Complete the following:
• a. Answer these questions from the article below on Menzies Campbell's sprinting, one per line:
(i) Which university turned Campbell down?
(ii) What was the last event of the Scottish sprinting season?
(iii) At which meet was Campbell refused a shower?
• b. List every university that the article below on Menzies Campbell's sprinting mentions by name.

Text to read:
++++++++

MAY, 1967; you would expect a conversion about events around that time to maybe touch on speed, drugs, naked women, black power, hippies, murder suspects and the Vietnam War.

What I hadn’t bargained on, until our wee blether the other day, was Sir Menzies Campbell being the one talking about them. Yes, that Sir Menzies Campbell, QC, Baron Campbell of Pittenweem. But worry not. All will be explained within.

But May ’67 was probably the high-water mark for Scotland, in football terms at least. A month earlier, we’d inflicted a first defeat upon world champions England, while in European club competitions, Celtic and Rangers were both in finals.

Not surprising then, that other sporting achievements involving Scots were overlooked. Even becoming the fastest man in Britain, merited no more than a footnote on the sports pages – even in The Herald.

Still, Sir Menzies Campbell has a far more impressive certificate on the wall of his snug and characteristically busy study, to record the fact that on this day, 50 years ago exactly, no British athlete had ever run quicker over 100 metres.

The understated acknowledgement of Campbell’s achievement was due, entirely, to the fact it took place halfway around the world – which was also the reason he was able to perform to such a high standard in the first place.

“I found myself in America in 1966 For a youthful Menzies Campbell, breaking British records was always going to be easier in sunny California studying law at Stanford University. I’d been to the Commonwealth Games, then the European Championships, and two days later, I flew to the USA to begin studying at Stanford,” he recalls, as he does most things, with unerring clarity.

“I’d got a scholarship, was turned down by Yale, accepted by Cornell, another of the Ivy League universities, but I’d also applied to Stanford, and they said yes. That was a winner on two counts for me; law and athletics. California was like a different world. I couldn’t believe it.”

And, it would be easy to see why, with what he was now presented with, compared to what faced him annually in Scotland.

“Back here, we stopped sprinting around September before everything froze, the last event being the Shotts Highland Games, inevitably, accompanied by a huge downpour. I was once offered a great big zinc bucket of cold water after one race. No question of showers. At the Falkirk Sports at Brockville, I asked if I might have a shower. ‘No … players only.’ Nothing like feeling welcomed.

“But in California, we trained and ran all year, alongside good training companions and wonderful competition, and, I learned about nutrition and conditioning. Previously, conditioning meant doing weights in a tiny room at Uni with Mighty Mouse’, Ian McLauchlan, and the Jordanhill boys.

“Nutrition? If I had a big race my mother gave me steak the night before, then in the morning, switched up three or four eggs, hot milk, some nutmeg and a tiny,” the measurement calibrated by Sir Ming placing his thumb against his pinkie nail, “that much of brandy.” About as close as he would ever come, personally, to performance enhancing ingredients, although his legal mind was already drawing conclusions on that front.

++++++++

Raw records:
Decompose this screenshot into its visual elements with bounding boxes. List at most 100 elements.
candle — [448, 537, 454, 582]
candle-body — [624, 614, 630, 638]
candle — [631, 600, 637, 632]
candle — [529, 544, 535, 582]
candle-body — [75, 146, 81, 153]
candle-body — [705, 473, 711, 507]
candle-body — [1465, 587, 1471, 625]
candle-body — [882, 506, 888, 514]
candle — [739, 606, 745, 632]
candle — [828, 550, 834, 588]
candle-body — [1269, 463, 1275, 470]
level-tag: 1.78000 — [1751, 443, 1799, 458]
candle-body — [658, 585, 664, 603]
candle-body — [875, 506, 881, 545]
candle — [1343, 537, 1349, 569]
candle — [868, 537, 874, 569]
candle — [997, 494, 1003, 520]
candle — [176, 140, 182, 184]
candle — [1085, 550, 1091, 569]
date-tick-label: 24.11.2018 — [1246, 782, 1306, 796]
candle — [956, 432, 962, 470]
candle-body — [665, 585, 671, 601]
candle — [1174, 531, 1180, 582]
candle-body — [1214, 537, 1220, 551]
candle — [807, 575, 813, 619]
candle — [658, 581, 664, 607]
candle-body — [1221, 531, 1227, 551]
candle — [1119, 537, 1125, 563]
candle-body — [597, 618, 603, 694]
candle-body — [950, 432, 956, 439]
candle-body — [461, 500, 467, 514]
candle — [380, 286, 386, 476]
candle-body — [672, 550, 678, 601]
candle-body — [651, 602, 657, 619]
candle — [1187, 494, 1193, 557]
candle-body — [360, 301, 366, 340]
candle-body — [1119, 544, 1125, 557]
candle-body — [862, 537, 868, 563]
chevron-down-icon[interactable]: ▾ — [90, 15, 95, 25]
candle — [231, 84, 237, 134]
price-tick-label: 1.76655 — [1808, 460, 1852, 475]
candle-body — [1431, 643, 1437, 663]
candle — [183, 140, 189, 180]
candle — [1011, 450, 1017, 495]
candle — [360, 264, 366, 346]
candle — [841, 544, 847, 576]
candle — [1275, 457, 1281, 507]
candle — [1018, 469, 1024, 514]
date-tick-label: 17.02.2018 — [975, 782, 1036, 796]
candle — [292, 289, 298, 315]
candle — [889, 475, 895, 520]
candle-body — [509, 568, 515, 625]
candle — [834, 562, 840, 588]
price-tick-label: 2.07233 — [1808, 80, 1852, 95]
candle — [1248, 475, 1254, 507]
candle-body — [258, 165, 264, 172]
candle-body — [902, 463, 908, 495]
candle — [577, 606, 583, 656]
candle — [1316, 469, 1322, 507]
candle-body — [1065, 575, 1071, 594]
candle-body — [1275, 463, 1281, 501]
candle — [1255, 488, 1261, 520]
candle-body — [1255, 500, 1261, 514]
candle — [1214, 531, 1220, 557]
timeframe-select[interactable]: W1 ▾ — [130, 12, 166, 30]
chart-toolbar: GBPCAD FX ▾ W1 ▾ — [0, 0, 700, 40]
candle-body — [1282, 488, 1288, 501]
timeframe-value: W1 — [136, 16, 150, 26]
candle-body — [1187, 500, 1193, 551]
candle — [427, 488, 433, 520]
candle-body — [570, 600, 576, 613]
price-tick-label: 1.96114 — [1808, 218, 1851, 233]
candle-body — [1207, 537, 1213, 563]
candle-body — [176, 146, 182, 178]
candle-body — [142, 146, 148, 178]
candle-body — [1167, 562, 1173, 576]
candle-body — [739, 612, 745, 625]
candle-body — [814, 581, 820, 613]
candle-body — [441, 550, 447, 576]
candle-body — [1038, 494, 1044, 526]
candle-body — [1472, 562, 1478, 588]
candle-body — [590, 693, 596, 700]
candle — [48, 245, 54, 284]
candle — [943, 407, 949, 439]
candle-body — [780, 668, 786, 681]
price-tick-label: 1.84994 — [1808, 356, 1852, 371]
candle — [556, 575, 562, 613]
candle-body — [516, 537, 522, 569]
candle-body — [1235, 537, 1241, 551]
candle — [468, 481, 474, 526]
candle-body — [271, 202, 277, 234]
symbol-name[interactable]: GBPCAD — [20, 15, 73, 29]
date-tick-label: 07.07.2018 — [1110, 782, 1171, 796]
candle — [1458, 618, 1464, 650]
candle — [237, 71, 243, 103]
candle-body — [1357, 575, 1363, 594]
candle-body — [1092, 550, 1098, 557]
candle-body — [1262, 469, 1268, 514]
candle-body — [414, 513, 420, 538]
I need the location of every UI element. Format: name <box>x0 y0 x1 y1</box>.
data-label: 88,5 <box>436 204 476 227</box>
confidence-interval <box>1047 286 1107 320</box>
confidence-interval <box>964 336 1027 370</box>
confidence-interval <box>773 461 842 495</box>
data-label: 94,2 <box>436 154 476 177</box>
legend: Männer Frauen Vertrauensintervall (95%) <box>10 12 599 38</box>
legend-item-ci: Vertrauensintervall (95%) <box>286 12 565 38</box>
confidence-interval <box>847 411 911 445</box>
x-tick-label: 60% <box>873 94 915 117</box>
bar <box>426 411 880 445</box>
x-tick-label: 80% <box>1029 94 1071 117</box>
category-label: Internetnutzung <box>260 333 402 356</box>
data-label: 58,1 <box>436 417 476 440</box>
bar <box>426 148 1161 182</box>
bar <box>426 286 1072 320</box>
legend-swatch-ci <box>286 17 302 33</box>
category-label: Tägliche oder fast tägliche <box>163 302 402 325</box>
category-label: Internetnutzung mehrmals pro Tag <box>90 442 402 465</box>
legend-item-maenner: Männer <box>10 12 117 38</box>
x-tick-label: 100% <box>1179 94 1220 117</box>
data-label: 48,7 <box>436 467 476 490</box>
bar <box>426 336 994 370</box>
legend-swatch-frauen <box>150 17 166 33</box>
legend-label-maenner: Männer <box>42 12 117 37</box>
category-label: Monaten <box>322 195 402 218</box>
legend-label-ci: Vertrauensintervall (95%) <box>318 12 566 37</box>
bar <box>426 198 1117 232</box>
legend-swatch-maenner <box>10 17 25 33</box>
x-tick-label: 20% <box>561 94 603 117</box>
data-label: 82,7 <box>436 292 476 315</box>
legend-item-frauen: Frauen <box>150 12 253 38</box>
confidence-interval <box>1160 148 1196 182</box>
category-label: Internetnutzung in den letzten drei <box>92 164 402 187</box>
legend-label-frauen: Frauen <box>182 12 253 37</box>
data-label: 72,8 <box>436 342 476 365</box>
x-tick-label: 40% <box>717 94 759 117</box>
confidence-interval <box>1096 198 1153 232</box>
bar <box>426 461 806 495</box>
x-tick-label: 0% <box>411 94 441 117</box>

++++++++

Outputs by task:
• a.
(i) Yale
(ii) The Shotts Highland Games
(iii) The Falkirk Sports at Brockville

• b. Yale, Cornell, Stanford